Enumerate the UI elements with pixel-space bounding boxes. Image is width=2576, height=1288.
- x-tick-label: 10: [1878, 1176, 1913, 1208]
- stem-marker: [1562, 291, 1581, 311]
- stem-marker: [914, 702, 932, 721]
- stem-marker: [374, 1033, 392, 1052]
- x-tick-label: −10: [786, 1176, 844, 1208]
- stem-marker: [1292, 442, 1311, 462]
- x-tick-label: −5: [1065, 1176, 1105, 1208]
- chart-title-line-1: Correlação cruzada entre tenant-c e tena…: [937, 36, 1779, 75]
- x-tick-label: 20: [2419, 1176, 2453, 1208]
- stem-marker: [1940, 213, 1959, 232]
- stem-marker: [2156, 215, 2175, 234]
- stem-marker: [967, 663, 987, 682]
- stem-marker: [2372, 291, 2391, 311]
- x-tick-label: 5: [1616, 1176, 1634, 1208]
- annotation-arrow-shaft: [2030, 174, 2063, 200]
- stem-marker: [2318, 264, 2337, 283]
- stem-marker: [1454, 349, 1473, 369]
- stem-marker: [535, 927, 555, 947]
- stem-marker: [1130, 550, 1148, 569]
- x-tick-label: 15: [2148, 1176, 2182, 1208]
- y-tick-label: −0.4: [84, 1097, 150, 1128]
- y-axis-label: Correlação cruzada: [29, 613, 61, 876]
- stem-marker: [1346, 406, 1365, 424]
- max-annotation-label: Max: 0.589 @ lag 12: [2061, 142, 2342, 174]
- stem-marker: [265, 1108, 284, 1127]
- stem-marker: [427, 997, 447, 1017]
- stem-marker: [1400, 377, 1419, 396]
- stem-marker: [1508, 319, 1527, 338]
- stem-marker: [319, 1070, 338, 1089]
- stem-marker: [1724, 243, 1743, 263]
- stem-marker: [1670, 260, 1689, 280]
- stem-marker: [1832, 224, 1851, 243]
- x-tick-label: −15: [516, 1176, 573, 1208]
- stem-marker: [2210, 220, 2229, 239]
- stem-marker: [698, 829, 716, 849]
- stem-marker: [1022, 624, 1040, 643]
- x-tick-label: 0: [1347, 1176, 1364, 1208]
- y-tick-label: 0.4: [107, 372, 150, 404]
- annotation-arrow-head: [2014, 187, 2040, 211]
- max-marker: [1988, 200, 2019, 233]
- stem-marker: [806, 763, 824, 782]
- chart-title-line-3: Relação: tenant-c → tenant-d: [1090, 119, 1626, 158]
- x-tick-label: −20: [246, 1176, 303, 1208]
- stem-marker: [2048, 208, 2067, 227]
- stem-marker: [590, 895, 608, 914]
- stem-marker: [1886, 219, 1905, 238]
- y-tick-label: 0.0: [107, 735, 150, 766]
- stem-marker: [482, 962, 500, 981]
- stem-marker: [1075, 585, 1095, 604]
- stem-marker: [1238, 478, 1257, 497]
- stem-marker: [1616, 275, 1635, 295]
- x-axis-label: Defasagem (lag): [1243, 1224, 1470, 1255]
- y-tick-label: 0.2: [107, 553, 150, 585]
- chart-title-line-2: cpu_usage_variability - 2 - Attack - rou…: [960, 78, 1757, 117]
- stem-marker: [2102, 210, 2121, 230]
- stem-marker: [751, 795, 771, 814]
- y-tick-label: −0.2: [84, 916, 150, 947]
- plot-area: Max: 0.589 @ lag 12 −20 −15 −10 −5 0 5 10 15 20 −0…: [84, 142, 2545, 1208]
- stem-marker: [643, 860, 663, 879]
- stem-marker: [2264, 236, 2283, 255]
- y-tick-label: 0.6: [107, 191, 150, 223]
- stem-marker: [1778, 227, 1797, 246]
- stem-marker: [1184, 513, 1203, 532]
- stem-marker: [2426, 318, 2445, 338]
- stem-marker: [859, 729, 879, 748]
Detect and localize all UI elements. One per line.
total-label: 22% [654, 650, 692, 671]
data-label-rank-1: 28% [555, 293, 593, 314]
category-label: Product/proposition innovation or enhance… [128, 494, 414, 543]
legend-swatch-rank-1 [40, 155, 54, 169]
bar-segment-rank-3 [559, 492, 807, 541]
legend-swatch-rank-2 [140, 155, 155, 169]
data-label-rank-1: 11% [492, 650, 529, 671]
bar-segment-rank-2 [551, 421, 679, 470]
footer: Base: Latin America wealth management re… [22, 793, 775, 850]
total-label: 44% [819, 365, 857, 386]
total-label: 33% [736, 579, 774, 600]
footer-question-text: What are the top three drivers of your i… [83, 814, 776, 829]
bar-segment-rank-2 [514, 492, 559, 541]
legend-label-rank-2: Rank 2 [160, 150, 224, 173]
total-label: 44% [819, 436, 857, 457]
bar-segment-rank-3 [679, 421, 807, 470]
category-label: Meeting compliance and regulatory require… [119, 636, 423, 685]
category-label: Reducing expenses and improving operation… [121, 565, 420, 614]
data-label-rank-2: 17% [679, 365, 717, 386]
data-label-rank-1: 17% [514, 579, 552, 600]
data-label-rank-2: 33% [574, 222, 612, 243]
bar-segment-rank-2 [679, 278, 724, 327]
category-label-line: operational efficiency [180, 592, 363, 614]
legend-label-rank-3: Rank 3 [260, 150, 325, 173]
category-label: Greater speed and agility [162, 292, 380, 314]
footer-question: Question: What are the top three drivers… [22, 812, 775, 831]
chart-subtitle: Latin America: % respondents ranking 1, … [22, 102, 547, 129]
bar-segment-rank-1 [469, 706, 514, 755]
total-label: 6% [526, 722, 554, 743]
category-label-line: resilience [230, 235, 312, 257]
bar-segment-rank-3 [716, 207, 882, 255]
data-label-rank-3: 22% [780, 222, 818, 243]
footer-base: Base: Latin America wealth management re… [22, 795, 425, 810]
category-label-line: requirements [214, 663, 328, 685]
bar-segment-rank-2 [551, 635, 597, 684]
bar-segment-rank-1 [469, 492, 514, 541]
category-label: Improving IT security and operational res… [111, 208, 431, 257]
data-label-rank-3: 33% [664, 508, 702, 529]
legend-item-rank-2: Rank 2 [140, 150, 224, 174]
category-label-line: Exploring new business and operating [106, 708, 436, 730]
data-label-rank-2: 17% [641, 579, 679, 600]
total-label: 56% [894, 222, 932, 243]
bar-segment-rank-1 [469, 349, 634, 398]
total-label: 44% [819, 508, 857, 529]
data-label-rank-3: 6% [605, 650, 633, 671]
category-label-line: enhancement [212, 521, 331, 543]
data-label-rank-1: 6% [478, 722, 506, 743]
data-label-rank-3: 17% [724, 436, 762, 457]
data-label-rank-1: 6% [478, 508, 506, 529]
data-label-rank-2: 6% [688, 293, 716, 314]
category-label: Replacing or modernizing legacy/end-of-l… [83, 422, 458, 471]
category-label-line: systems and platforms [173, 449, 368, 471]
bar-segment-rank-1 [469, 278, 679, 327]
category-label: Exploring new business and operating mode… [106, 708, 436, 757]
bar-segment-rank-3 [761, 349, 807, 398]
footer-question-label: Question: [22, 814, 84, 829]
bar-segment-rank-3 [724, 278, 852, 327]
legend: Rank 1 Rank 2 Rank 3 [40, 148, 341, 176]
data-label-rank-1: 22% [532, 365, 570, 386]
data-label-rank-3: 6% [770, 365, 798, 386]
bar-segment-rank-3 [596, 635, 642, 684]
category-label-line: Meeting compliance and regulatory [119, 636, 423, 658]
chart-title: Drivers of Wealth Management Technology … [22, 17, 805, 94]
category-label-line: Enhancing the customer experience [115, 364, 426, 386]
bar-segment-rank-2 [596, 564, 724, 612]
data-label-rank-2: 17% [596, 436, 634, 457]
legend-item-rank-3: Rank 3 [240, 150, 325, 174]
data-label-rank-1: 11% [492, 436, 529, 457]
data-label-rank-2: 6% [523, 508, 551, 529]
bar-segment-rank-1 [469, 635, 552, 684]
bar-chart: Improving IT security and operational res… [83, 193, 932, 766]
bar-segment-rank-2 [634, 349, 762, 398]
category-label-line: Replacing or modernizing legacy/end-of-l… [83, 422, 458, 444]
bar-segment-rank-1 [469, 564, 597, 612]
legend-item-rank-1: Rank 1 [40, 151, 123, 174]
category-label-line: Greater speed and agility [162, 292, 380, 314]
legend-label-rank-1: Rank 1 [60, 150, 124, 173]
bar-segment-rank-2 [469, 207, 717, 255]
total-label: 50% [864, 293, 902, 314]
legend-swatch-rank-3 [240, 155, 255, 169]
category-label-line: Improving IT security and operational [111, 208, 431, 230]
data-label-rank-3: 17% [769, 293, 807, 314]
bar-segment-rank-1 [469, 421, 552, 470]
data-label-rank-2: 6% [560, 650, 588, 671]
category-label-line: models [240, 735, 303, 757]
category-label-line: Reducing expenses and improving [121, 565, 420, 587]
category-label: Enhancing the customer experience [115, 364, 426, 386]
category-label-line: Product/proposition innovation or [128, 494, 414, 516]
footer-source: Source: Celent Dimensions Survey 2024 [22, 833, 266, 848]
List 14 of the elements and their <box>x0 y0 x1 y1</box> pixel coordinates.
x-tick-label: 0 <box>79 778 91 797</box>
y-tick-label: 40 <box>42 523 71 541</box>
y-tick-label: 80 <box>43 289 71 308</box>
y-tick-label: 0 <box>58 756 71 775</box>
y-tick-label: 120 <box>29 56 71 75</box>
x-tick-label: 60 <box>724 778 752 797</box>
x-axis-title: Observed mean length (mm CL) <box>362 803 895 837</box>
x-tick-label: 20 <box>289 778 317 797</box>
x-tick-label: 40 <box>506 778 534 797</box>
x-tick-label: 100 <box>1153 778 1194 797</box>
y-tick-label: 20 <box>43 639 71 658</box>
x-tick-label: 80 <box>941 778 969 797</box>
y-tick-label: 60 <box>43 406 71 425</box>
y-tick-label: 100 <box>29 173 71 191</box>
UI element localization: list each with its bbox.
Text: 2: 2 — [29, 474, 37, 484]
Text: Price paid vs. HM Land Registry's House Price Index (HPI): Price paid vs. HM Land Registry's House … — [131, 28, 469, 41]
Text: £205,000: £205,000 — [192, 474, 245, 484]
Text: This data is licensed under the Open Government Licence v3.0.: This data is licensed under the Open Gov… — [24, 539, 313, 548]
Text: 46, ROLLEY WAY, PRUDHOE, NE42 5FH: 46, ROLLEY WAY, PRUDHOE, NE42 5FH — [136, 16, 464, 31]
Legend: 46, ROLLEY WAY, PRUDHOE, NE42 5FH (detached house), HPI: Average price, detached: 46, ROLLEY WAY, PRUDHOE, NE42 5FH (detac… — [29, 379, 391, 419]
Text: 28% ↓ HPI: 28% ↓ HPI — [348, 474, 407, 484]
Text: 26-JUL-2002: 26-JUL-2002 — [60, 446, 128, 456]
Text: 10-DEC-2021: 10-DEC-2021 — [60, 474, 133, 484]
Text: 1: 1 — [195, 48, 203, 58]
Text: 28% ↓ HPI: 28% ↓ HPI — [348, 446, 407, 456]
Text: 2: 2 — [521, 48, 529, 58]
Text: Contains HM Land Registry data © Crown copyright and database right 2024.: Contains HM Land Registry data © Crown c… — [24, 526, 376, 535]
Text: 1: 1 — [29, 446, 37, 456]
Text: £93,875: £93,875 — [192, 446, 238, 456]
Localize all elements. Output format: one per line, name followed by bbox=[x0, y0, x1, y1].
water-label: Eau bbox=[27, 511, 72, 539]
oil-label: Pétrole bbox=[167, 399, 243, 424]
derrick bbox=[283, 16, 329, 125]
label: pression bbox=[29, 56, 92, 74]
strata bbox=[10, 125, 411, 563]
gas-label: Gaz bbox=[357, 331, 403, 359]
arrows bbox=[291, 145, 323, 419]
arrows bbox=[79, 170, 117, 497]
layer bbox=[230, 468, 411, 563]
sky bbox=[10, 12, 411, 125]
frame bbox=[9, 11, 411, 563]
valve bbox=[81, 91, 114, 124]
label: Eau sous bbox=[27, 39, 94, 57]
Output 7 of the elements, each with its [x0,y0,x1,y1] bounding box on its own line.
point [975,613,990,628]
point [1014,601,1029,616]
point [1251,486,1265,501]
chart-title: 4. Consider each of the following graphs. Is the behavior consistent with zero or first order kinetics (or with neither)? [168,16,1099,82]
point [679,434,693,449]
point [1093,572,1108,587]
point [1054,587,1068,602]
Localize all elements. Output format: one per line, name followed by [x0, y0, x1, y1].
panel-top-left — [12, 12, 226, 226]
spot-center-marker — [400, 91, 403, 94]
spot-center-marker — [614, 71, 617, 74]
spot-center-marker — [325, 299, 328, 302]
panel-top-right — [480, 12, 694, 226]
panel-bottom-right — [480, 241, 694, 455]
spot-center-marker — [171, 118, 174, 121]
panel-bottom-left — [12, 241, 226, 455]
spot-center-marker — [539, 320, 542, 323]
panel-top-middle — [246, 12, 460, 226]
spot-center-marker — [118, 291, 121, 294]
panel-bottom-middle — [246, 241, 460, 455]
++++++++++++++++++++
• **Request**
Please output the entries from their first line up to and including the line that contains "- stem-marker: [2372, 291, 2391, 311]", reproducing each line unchanged.

• **Solution for this exercise**
Enumerate the UI elements with pixel-space bounding boxes. Image is width=2576, height=1288.
- x-tick-label: 10: [1878, 1176, 1913, 1208]
- stem-marker: [1562, 291, 1581, 311]
- stem-marker: [914, 702, 932, 721]
- stem-marker: [374, 1033, 392, 1052]
- x-tick-label: −10: [786, 1176, 844, 1208]
- stem-marker: [1292, 442, 1311, 462]
- x-tick-label: −5: [1065, 1176, 1105, 1208]
- chart-title-line-1: Correlação cruzada entre tenant-c e tena…: [937, 36, 1779, 75]
- x-tick-label: 20: [2419, 1176, 2453, 1208]
- stem-marker: [1940, 213, 1959, 232]
- stem-marker: [2156, 215, 2175, 234]
- stem-marker: [967, 663, 987, 682]
- stem-marker: [2372, 291, 2391, 311]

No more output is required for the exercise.